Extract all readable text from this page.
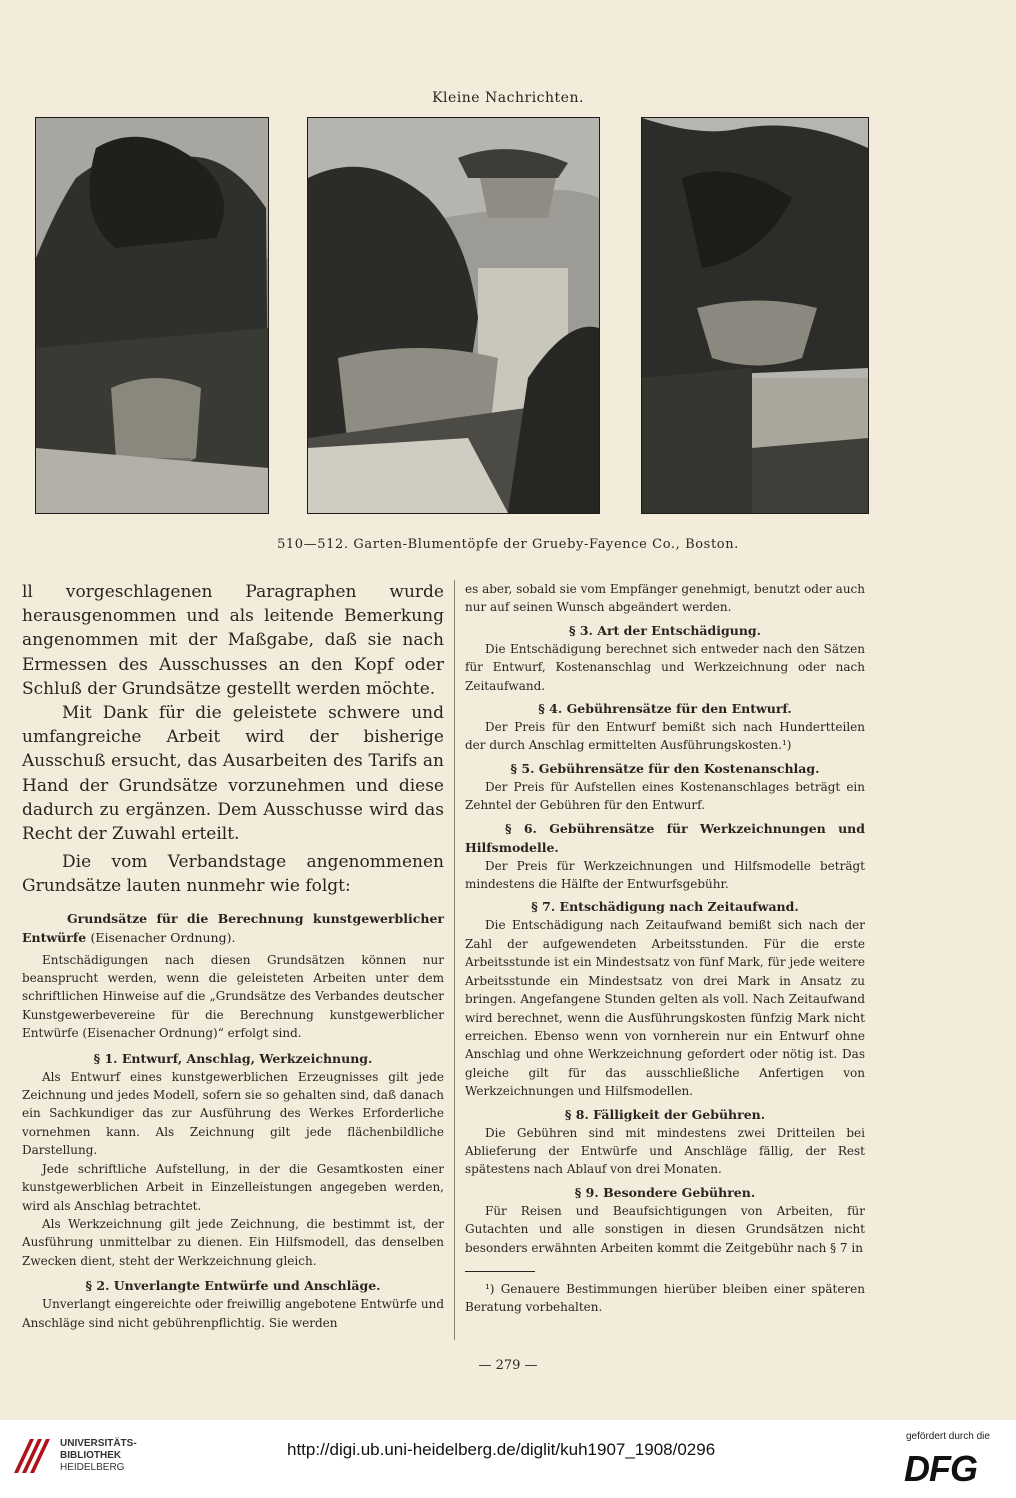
Kleine Nachrichten.
510—512. Garten-Blumentöpfe der Grueby-Fayence Co., Boston.

ll vorgeschlagenen Paragraphen wurde herausgenommen und als leitende Bemerkung angenommen mit der Maßgabe, daß sie nach Ermessen des Ausschusses an den Kopf oder Schluß der Grundsätze gestellt werden möchte.

Mit Dank für die geleistete schwere und umfangreiche Arbeit wird der bisherige Ausschuß ersucht, das Ausarbeiten des Tarifs an Hand der Grundsätze vorzunehmen und diese dadurch zu ergänzen. Dem Ausschusse wird das Recht der Zuwahl erteilt.

Die vom Verbandstage angenommenen Grundsätze lauten nunmehr wie folgt:

Grundsätze für die Berechnung kunstgewerblicher Entwürfe (Eisenacher Ordnung).

Entschädigungen nach diesen Grundsätzen können nur beansprucht werden, wenn die geleisteten Arbeiten unter dem schriftlichen Hinweise auf die „Grundsätze des Verbandes deutscher Kunstgewerbevereine für die Berechnung kunstgewerblicher Entwürfe (Eisenacher Ordnung)“ erfolgt sind.

§ 1. Entwurf, Anschlag, Werkzeichnung.

Als Entwurf eines kunstgewerblichen Erzeugnisses gilt jede Zeichnung und jedes Modell, sofern sie so gehalten sind, daß danach ein Sachkundiger das zur Ausführung des Werkes Erforderliche vornehmen kann. Als Zeichnung gilt jede flächenbildliche Darstellung.

Jede schriftliche Aufstellung, in der die Gesamtkosten einer kunstgewerblichen Arbeit in Einzelleistungen angegeben werden, wird als Anschlag betrachtet.

Als Werkzeichnung gilt jede Zeichnung, die bestimmt ist, der Ausführung unmittelbar zu dienen. Ein Hilfsmodell, das denselben Zwecken dient, steht der Werkzeichnung gleich.

§ 2. Unverlangte Entwürfe und Anschläge.

Unverlangt eingereichte oder freiwillig angebotene Entwürfe und Anschläge sind nicht gebührenpflichtig. Sie werden

es aber, sobald sie vom Empfänger genehmigt, benutzt oder auch nur auf seinen Wunsch abgeändert werden.

§ 3. Art der Entschädigung.

Die Entschädigung berechnet sich entweder nach den Sätzen für Entwurf, Kostenanschlag und Werkzeichnung oder nach Zeitaufwand.

§ 4. Gebührensätze für den Entwurf.

Der Preis für den Entwurf bemißt sich nach Hundertteilen der durch Anschlag ermittelten Ausführungskosten.¹)

§ 5. Gebührensätze für den Kostenanschlag.

Der Preis für Aufstellen eines Kostenanschlages beträgt ein Zehntel der Gebühren für den Entwurf.

§ 6. Gebührensätze für Werkzeichnungen und Hilfsmodelle.

Der Preis für Werkzeichnungen und Hilfsmodelle beträgt mindestens die Hälfte der Entwurfsgebühr.

§ 7. Entschädigung nach Zeitaufwand.

Die Entschädigung nach Zeitaufwand bemißt sich nach der Zahl der aufgewendeten Arbeitsstunden. Für die erste Arbeitsstunde ist ein Mindestsatz von fünf Mark, für jede weitere Arbeitsstunde ein Mindestsatz von drei Mark in Ansatz zu bringen. Angefangene Stunden gelten als voll. Nach Zeitaufwand wird berechnet, wenn die Ausführungskosten fünfzig Mark nicht erreichen. Ebenso wenn von vornherein nur ein Entwurf ohne Anschlag und ohne Werkzeichnung gefordert oder nötig ist. Das gleiche gilt für das ausschließliche Anfertigen von Werkzeichnungen und Hilfsmodellen.

§ 8. Fälligkeit der Gebühren.

Die Gebühren sind mit mindestens zwei Dritteilen bei Ablieferung der Entwürfe und Anschläge fällig, der Rest spätestens nach Ablauf von drei Monaten.

§ 9. Besondere Gebühren.

Für Reisen und Beaufsichtigungen von Arbeiten, für Gutachten und alle sonstigen in diesen Grundsätzen nicht besonders erwähnten Arbeiten kommt die Zeitgebühr nach § 7 in

¹) Genauere Bestimmungen hierüber bleiben einer späteren Beratung vorbehalten.

— 279 —
UNIVERSITÄTS-
BIBLIOTHEK
HEIDELBERG
http://digi.ub.uni-heidelberg.de/diglit/kuh1907_1908/0296
gefördert durch die
DFG
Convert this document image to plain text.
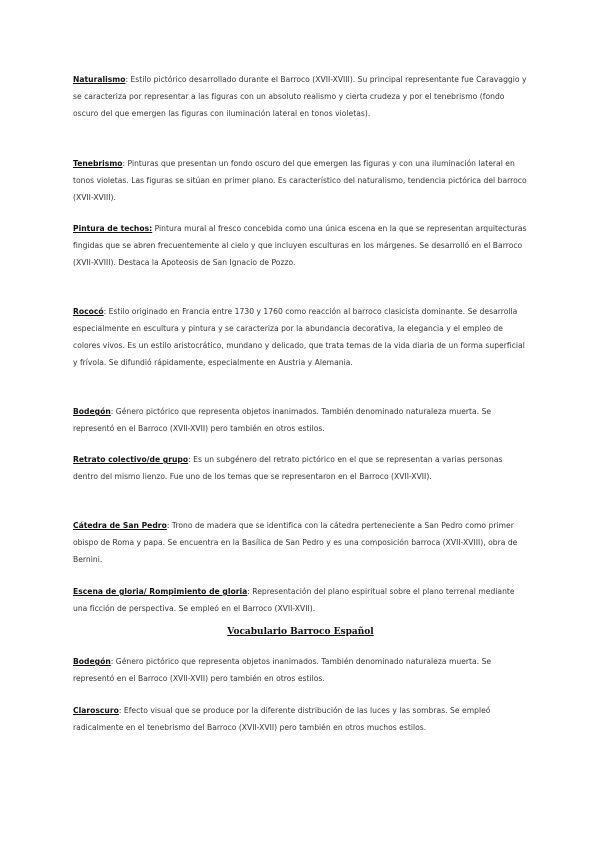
Naturalismo: Estilo pictórico desarrollado durante el Barroco (XVII-XVIII). Su principal representante fue Caravaggio y se caracteriza por representar a las figuras con un absoluto realismo y cierta crudeza y por el tenebrismo (fondo oscuro del que emergen las figuras con iluminación lateral en tonos violetas).

Tenebrismo: Pinturas que presentan un fondo oscuro del que emergen las figuras y con una iluminación lateral en tonos violetas. Las figuras se sitúan en primer plano. Es característico del naturalismo, tendencia pictórica del barroco (XVII-XVIII).

Pintura de techos: Pintura mural al fresco concebida como una única escena en la que se representan arquitecturas fingidas que se abren frecuentemente al cielo y que incluyen esculturas en los márgenes. Se desarrolló en el Barroco (XVII-XVIII). Destaca la Apoteosis de San Ignacio de Pozzo.

Rococó: Estilo originado en Francia entre 1730 y 1760 como reacción al barroco clasicista dominante. Se desarrolla especialmente en escultura y pintura y se caracteriza por la abundancia decorativa, la elegancia y el empleo de colores vivos. Es un estilo aristocrático, mundano y delicado, que trata temas de la vida diaria de un forma superficial y frívola. Se difundió rápidamente, especialmente en Austria y Alemania.

Bodegón: Género pictórico que representa objetos inanimados. También denominado naturaleza muerta. Se representó en el Barroco (XVII-XVII) pero también en otros estilos.

Retrato colectivo/de grupo: Es un subgénero del retrato pictórico en el que se representan a varias personas dentro del mismo lienzo. Fue uno de los temas que se representaron en el Barroco (XVII-XVII).

Cátedra de San Pedro: Trono de madera que se identifica con la cátedra perteneciente a San Pedro como primer obispo de Roma y papa. Se encuentra en la Basílica de San Pedro y es una composición barroca (XVII-XVIII), obra de Bernini.

Escena de gloria/ Rompimiento de gloria: Representación del plano espiritual sobre el plano terrenal mediante una ficción de perspectiva. Se empleó en el Barroco (XVII-XVII).

Bodegón: Género pictórico que representa objetos inanimados. También denominado naturaleza muerta. Se representó en el Barroco (XVII-XVII) pero también en otros estilos.

Claroscuro: Efecto visual que se produce por la diferente distribución de las luces y las sombras. Se empleó radicalmente en el tenebrismo del Barroco (XVII-XVII) pero también en otros muchos estilos.

Vocabulario Barroco Español
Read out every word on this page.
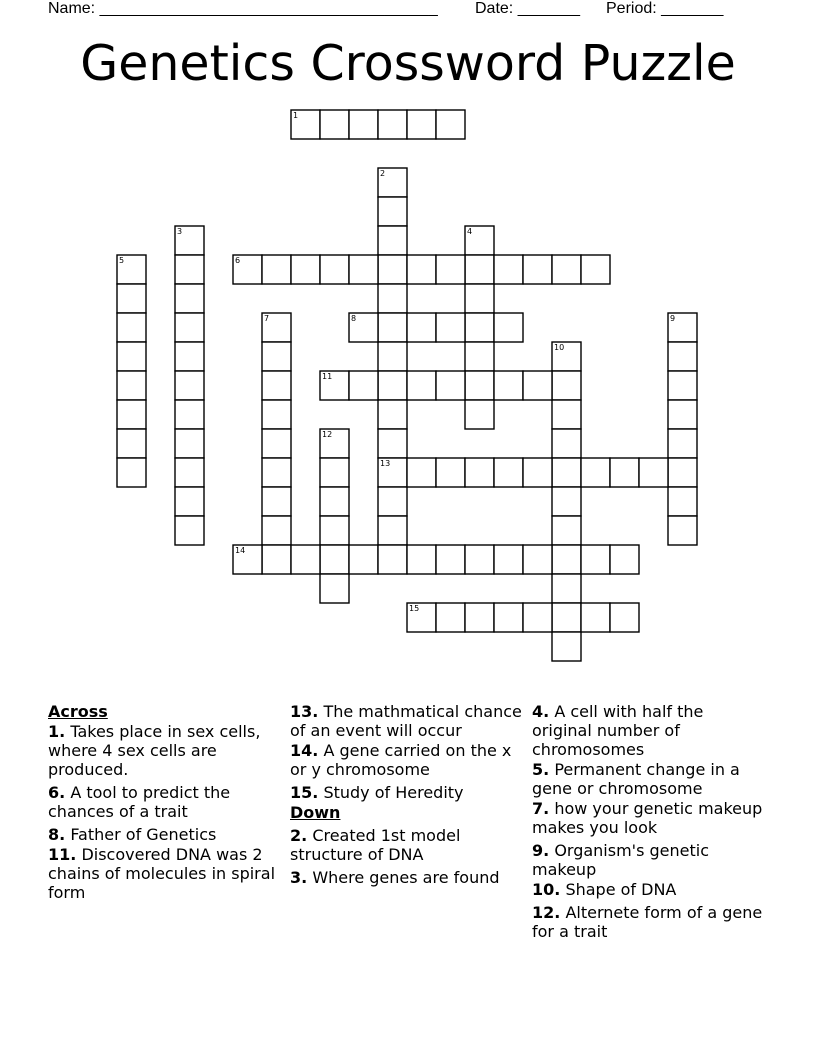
Name: ______________________________________ Date: _______ Period: _______
Genetics Crossword Puzzle
1
2
3	4
5	6
7	8	9
10
11
12
13
14
15
Across
1. Takes place in sex cells, where 4 sex cells are produced.
6. A tool to predict the chances of a trait
8. Father of Genetics
11. Discovered DNA was 2 chains of molecules in spiral form
13. The mathmatical chance of an event will occur
14. A gene carried on the x or y chromosome
15. Study of Heredity
Down
2. Created 1st model structure of DNA
3. Where genes are found
4. A cell with half the original number of chromosomes
5. Permanent change in a gene or chromosome
7. how your genetic makeup makes you look
9. Organism's genetic makeup
10. Shape of DNA
12. Alternete form of a gene for a trait
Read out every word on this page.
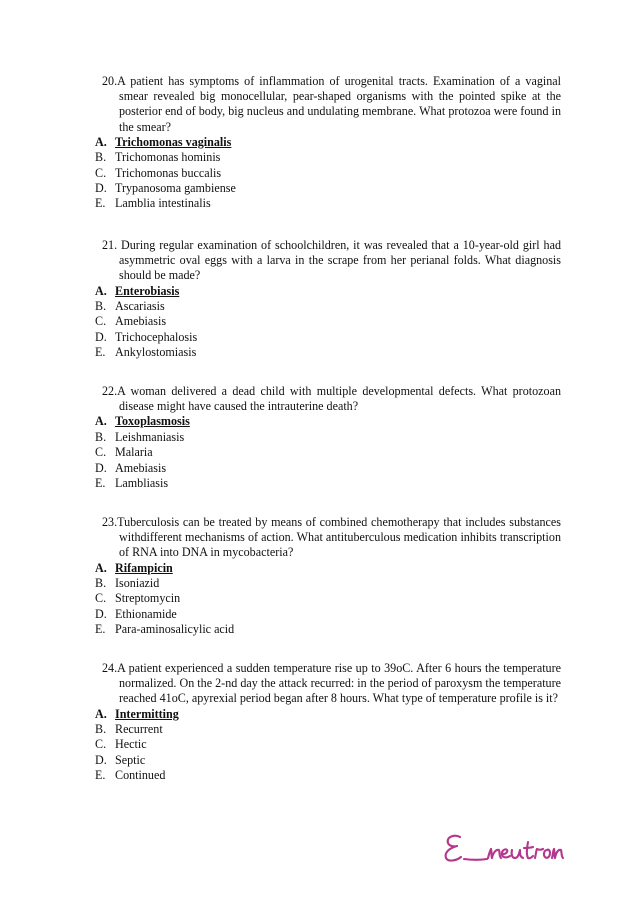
20.A patient has symptoms of inflammation of urogenital tracts. Examination of a vaginal smear revealed big monocellular, pear-shaped organisms with the pointed spike at the posterior end of body, big nucleus and undulating membrane. What protozoa were found in the smear?

A. Trichomonas vaginalis
B. Trichomonas hominis
C. Trichomonas buccalis
D. Trypanosoma gambiense
E. Lamblia intestinalis

21. During regular examination of schoolchildren, it was revealed that a 10-year-old girl had asymmetric oval eggs with a larva in the scrape from her perianal folds. What diagnosis should be made?

A. Enterobiasis
B. Ascariasis
C. Amebiasis
D. Trichocephalosis
E. Ankylostomiasis

22.A woman delivered a dead child with multiple developmental defects. What protozoan disease might have caused the intrauterine death?

A. Toxoplasmosis
B. Leishmaniasis
C. Malaria
D. Amebiasis
E. Lambliasis

23.Tuberculosis can be treated by means of combined chemotherapy that includes substances withdifferent mechanisms of action. What antituberculous medication inhibits transcription of RNA into DNA in mycobacteria?

A. Rifampicin
B. Isoniazid
C. Streptomycin
D. Ethionamide
E. Para-aminosalicylic acid

24.A patient experienced a sudden temperature rise up to 39oC. After 6 hours the temperature normalized. On the 2-nd day the attack recurred: in the period of paroxysm the temperature reached 41oC, apyrexial period began after 8 hours. What type of temperature profile is it?

A. Intermitting
B. Recurrent
C. Hectic
D. Septic
E. Continued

===============

§ **WORK INSTRUCTION**:
Report every line containing the string "iluminación" in the material.

§ **RESPONSE AREA**:
Naturalismo: Estilo pictórico desarrollado durante el Barroco (XVII-XVIII). Su principal representante fue Caravaggio y se caracteriza por representar a las figuras con un absoluto realismo y cierta crudeza y por el tenebrismo (fondo oscuro del que emergen las figuras con iluminación lateral en tonos violetas).
Tenebrismo: Pinturas que presentan un fondo oscuro del que emergen las figuras y con una iluminación lateral en tonos violetas. Las figuras se sitúan en primer plano. Es característico del naturalismo, tendencia pictórica del barroco (XVII-XVIII).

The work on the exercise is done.